[CHALLENGE]
Your task is to repeat the entries word for word while leaving out the pictures.

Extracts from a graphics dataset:
□ □ □ □
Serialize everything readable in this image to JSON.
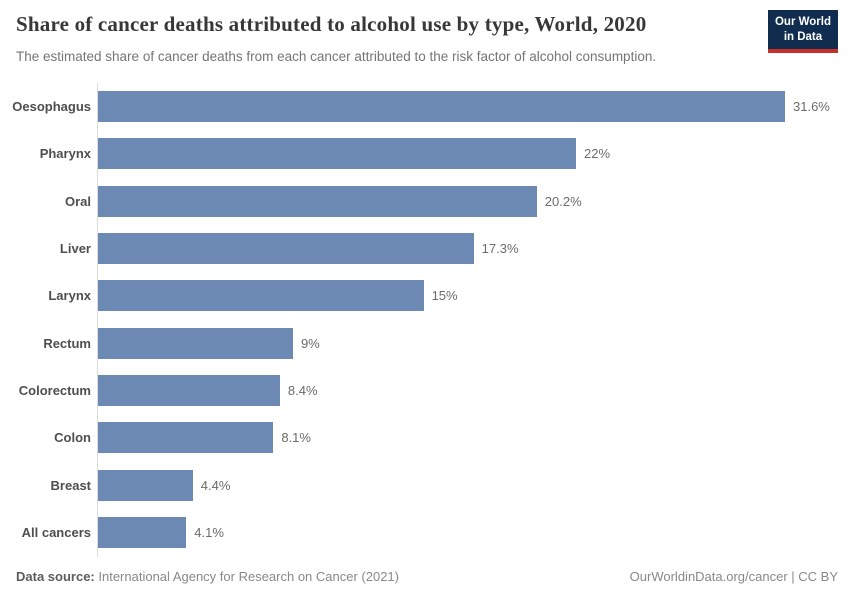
{
  "header": {
    "title": "Share of cancer deaths attributed to alcohol use by type, World, 2020",
    "subtitle": "The estimated share of cancer deaths from each cancer attributed to the risk factor of alcohol consumption."
  },
  "logo": {
    "line1": "Our World",
    "line2": "in Data",
    "bg_color": "#102d50",
    "accent_color": "#c8302c"
  },
  "footer": {
    "source_label": "Data source:",
    "source_text": "International Agency for Research on Cancer (2021)",
    "credit": "OurWorldinData.org/cancer | CC BY"
  },
  "chart_data": {
    "type": "bar",
    "orientation": "horizontal",
    "title": "Share of cancer deaths attributed to alcohol use by type, World, 2020",
    "subtitle": "The estimated share of cancer deaths from each cancer attributed to the risk factor of alcohol consumption.",
    "categories": [
      "Oesophagus",
      "Pharynx",
      "Oral",
      "Liver",
      "Larynx",
      "Rectum",
      "Colorectum",
      "Colon",
      "Breast",
      "All cancers"
    ],
    "values": [
      31.6,
      22,
      20.2,
      17.3,
      15,
      9,
      8.4,
      8.1,
      4.4,
      4.1
    ],
    "value_labels": [
      "31.6%",
      "22%",
      "20.2%",
      "17.3%",
      "15%",
      "9%",
      "8.4%",
      "8.1%",
      "4.4%",
      "4.1%"
    ],
    "xlabel": "",
    "ylabel": "",
    "xlim": [
      0,
      31.6
    ],
    "grid": false,
    "legend": "none",
    "bar_color": "#6c89b3",
    "axis_line_color": "#dcdcdc"
  }
}
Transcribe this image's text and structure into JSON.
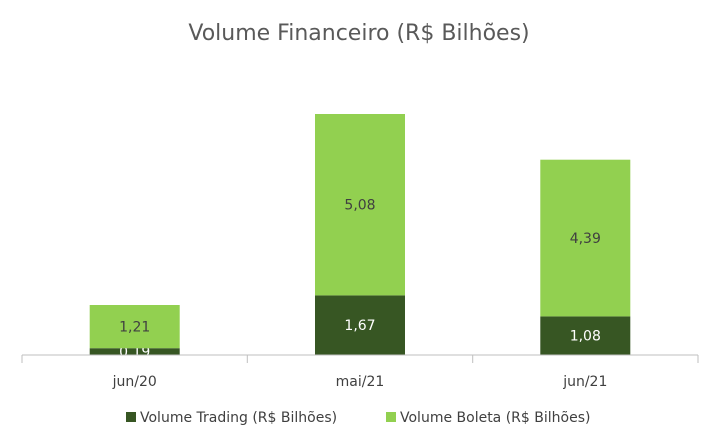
□ □ □ □
[EXERCISE SOLUTION]
Serialize everything readable in this image to JSON.
{
  "header": {
    "title": "Share of cancer deaths attributed to alcohol use by type, World, 2020",
    "subtitle": "The estimated share of cancer deaths from each cancer attributed to the risk factor of alcohol consumption."
  },
  "logo": {
    "line1": "Our World",
    "line2": "in Data",
    "bg_color": "#102d50",
    "accent_color": "#c8302c"
  },
  "footer": {
    "source_label": "Data source:",
    "source_text": "International Agency for Research on Cancer (2021)",
    "credit": "OurWorldinData.org/cancer | CC BY"
  },
  "chart_data": {
    "type": "bar",
    "orientation": "horizontal",
    "title": "Share of cancer deaths attributed to alcohol use by type, World, 2020",
    "subtitle": "The estimated share of cancer deaths from each cancer attributed to the risk factor of alcohol consumption.",
    "categories": [
      "Oesophagus",
      "Pharynx",
      "Oral",
      "Liver",
      "Larynx",
      "Rectum",
      "Colorectum",
      "Colon",
      "Breast",
      "All cancers"
    ],
    "values": [
      31.6,
      22,
      20.2,
      17.3,
      15,
      9,
      8.4,
      8.1,
      4.4,
      4.1
    ],
    "value_labels": [
      "31.6%",
      "22%",
      "20.2%",
      "17.3%",
      "15%",
      "9%",
      "8.4%",
      "8.1%",
      "4.4%",
      "4.1%"
    ],
    "xlabel": "",
    "ylabel": "",
    "xlim": [
      0,
      31.6
    ],
    "grid": false,
    "legend": "none",
    "bar_color": "#6c89b3",
    "axis_line_color": "#dcdcdc"
  }
}
Transcribe this image's text and structure into JSON.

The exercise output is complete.